### WORK REQUIRED
Copy out every record below exactly as written, but leave out any pictures.

### RECORDS PROVIDED
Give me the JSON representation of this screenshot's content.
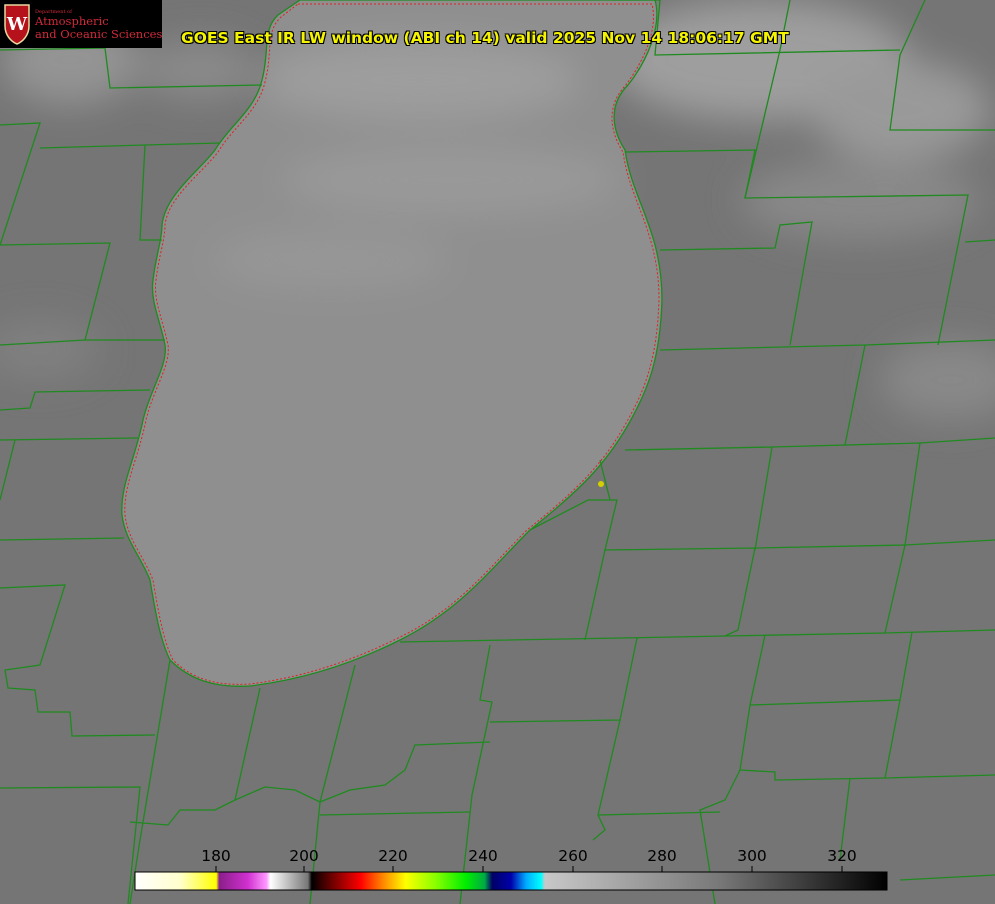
{
  "header": {
    "title": "GOES East IR LW window (ABI ch 14) valid 2025 Nov 14 18:06:17 GMT"
  },
  "logo": {
    "department_line": "Department of",
    "line1": "Atmospheric",
    "line2": "and Oceanic Sciences",
    "seal_letter": "W"
  },
  "colorbar": {
    "tick_labels": [
      "180",
      "200",
      "220",
      "240",
      "260",
      "280",
      "300",
      "320"
    ],
    "colors": {
      "yellow": "#ffff00",
      "magenta": "#d030d0",
      "red": "#ff0000",
      "green": "#00ee00",
      "blue": "#0000aa",
      "cyan": "#00ffff"
    }
  },
  "map": {
    "colors": {
      "land": "#757575",
      "lake": "#8f8f8f",
      "boundaries": "#1f8a1f",
      "coast_outline": "#e02020",
      "station_dot": "#d4d000"
    }
  }
}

### RESULT
Give me the JSON representation of this screenshot's content.
{
  "header": {
    "title": "GOES East IR LW window (ABI ch 14) valid 2025 Nov 14 18:06:17 GMT"
  },
  "logo": {
    "department_line": "Department of",
    "line1": "Atmospheric",
    "line2": "and Oceanic Sciences",
    "seal_letter": "W"
  },
  "colorbar": {
    "tick_labels": [
      "180",
      "200",
      "220",
      "240",
      "260",
      "280",
      "300",
      "320"
    ],
    "colors": {
      "yellow": "#ffff00",
      "magenta": "#d030d0",
      "red": "#ff0000",
      "green": "#00ee00",
      "blue": "#0000aa",
      "cyan": "#00ffff"
    }
  },
  "map": {
    "colors": {
      "land": "#757575",
      "lake": "#8f8f8f",
      "boundaries": "#1f8a1f",
      "coast_outline": "#e02020",
      "station_dot": "#d4d000"
    }
  }
}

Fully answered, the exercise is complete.